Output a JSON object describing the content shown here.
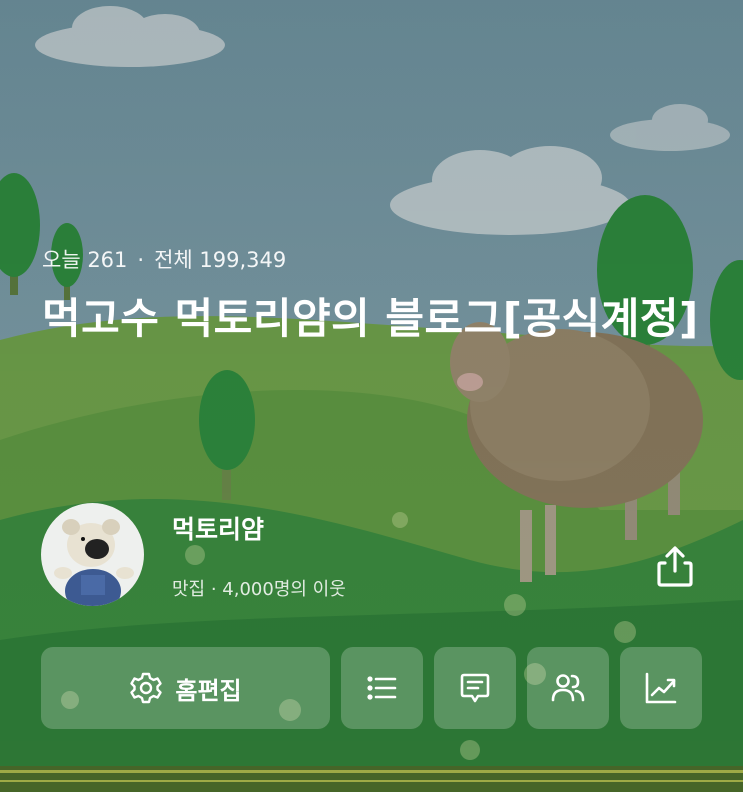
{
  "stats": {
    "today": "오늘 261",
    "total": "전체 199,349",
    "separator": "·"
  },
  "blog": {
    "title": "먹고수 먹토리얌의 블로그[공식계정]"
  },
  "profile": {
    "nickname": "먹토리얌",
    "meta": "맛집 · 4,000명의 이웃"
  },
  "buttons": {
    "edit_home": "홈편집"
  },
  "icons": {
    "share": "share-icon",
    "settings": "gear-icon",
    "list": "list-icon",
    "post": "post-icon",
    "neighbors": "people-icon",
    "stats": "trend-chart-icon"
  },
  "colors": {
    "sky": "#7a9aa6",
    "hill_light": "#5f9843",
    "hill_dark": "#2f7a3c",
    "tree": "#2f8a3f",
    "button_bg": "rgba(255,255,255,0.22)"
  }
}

--

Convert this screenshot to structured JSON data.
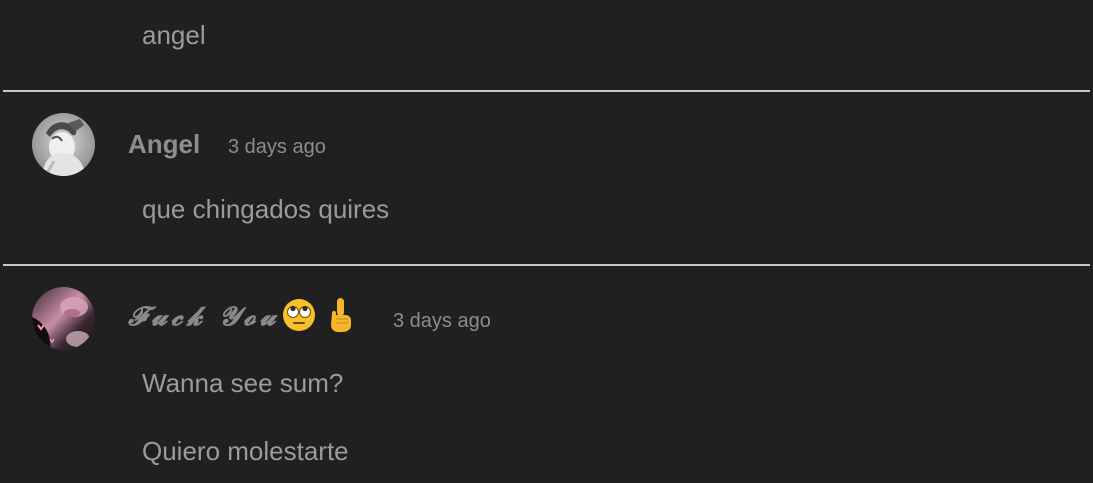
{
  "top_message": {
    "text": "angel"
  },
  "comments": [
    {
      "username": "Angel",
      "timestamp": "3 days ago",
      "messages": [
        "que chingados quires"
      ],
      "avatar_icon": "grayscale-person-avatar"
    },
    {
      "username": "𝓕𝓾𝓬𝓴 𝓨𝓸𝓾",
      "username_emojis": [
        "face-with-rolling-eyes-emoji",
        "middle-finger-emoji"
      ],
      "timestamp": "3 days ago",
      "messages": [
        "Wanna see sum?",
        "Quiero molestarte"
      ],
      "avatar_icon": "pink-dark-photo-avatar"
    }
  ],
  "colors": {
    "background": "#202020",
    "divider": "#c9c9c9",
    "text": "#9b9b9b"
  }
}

* TASK INSTRUCTIONS *
Reply with nothing except the number of lines in the listing above that include "avatar".

* OUTPUT BELOW *
2